─── Task inputs

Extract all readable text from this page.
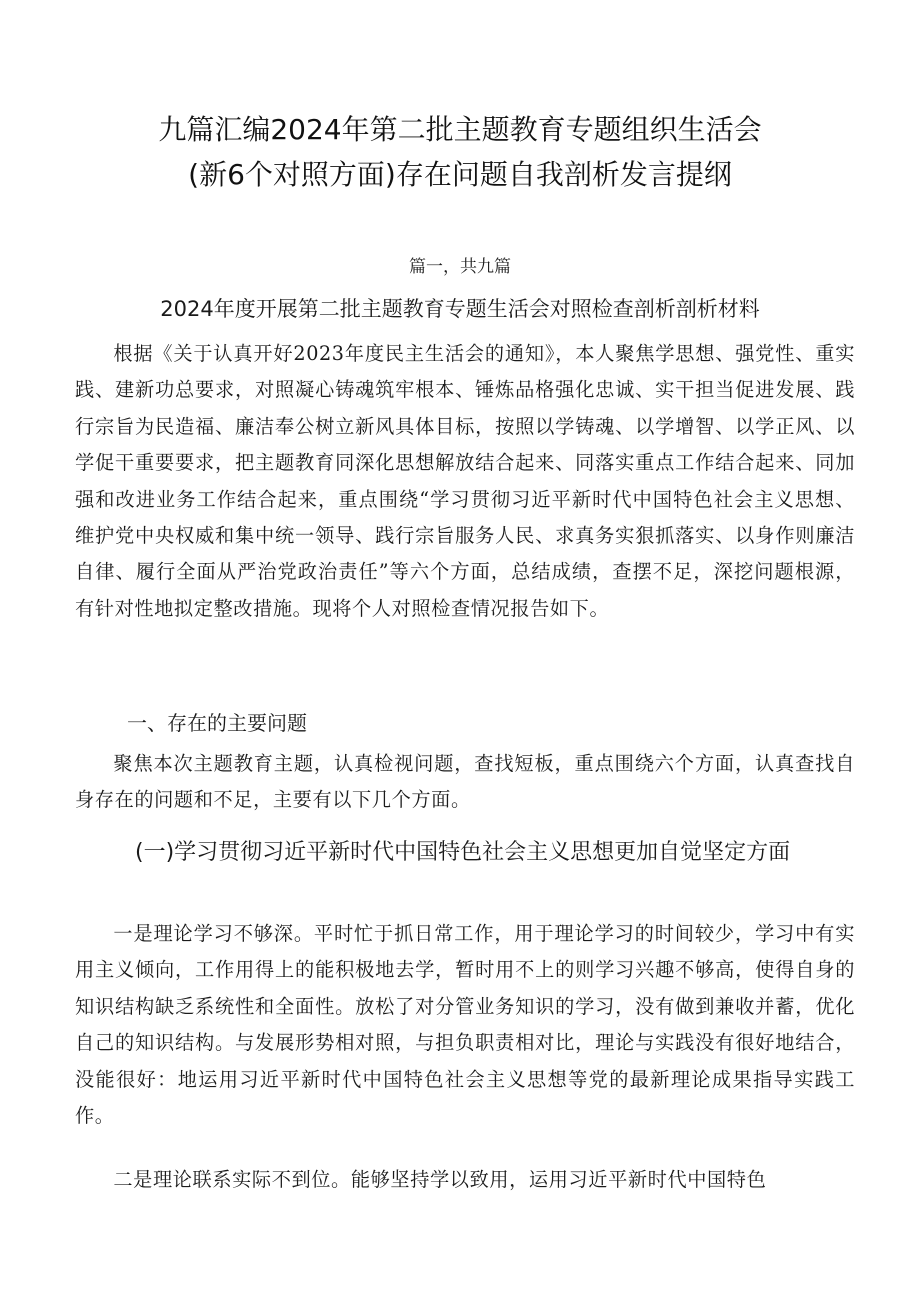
九篇汇编2024年第二批主题教育专题组织生活会
(新6个对照方面)存在问题自我剖析发言提纲
篇一，共九篇
2024年度开展第二批主题教育专题生活会对照检查剖析剖析材料

根据《关于认真开好2023年度民主生活会的通知》，本人聚焦学思想、强党性、重实践、建新功总要求，对照凝心铸魂筑牢根本、锤炼品格强化忠诚、实干担当促进发展、践行宗旨为民造福、廉洁奉公树立新风具体目标，按照以学铸魂、以学增智、以学正风、以学促干重要要求，把主题教育同深化思想解放结合起来、同落实重点工作结合起来、同加强和改进业务工作结合起来，重点围绕“学习贯彻习近平新时代中国特色社会主义思想、维护党中央权威和集中统一领导、践行宗旨服务人民、求真务实狠抓落实、以身作则廉洁自律、履行全面从严治党政治责任”等六个方面，总结成绩，查摆不足，深挖问题根源，有针对性地拟定整改措施。现将个人对照检查情况报告如下。

一、存在的主要问题

聚焦本次主题教育主题，认真检视问题，查找短板，重点围绕六个方面，认真查找自身存在的问题和不足，主要有以下几个方面。

(一)学习贯彻习近平新时代中国特色社会主义思想更加自觉坚定方面

一是理论学习不够深。平时忙于抓日常工作，用于理论学习的时间较少，学习中有实用主义倾向，工作用得上的能积极地去学，暂时用不上的则学习兴趣不够高，使得自身的知识结构缺乏系统性和全面性。放松了对分管业务知识的学习，没有做到兼收并蓄，优化自己的知识结构。与发展形势相对照，与担负职责相对比，理论与实践没有很好地结合，没能很好：地运用习近平新时代中国特色社会主义思想等党的最新理论成果指导实践工作。

二是理论联系实际不到位。能够坚持学以致用，运用习近平新时代中国特色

──────

§ **Given task**
Quote the material word for word, dropping any images it holds.

§ **The answer**
Extract all readable text from this page.
九篇汇编2024年第二批主题教育专题组织生活会
(新6个对照方面)存在问题自我剖析发言提纲
篇一，共九篇
2024年度开展第二批主题教育专题生活会对照检查剖析剖析材料

根据《关于认真开好2023年度民主生活会的通知》，本人聚焦学思想、强党性、重实践、建新功总要求，对照凝心铸魂筑牢根本、锤炼品格强化忠诚、实干担当促进发展、践行宗旨为民造福、廉洁奉公树立新风具体目标，按照以学铸魂、以学增智、以学正风、以学促干重要要求，把主题教育同深化思想解放结合起来、同落实重点工作结合起来、同加强和改进业务工作结合起来，重点围绕“学习贯彻习近平新时代中国特色社会主义思想、维护党中央权威和集中统一领导、践行宗旨服务人民、求真务实狠抓落实、以身作则廉洁自律、履行全面从严治党政治责任”等六个方面，总结成绩，查摆不足，深挖问题根源，有针对性地拟定整改措施。现将个人对照检查情况报告如下。

一、存在的主要问题

聚焦本次主题教育主题，认真检视问题，查找短板，重点围绕六个方面，认真查找自身存在的问题和不足，主要有以下几个方面。

(一)学习贯彻习近平新时代中国特色社会主义思想更加自觉坚定方面

一是理论学习不够深。平时忙于抓日常工作，用于理论学习的时间较少，学习中有实用主义倾向，工作用得上的能积极地去学，暂时用不上的则学习兴趣不够高，使得自身的知识结构缺乏系统性和全面性。放松了对分管业务知识的学习，没有做到兼收并蓄，优化自己的知识结构。与发展形势相对照，与担负职责相对比，理论与实践没有很好地结合，没能很好：地运用习近平新时代中国特色社会主义思想等党的最新理论成果指导实践工作。

二是理论联系实际不到位。能够坚持学以致用，运用习近平新时代中国特色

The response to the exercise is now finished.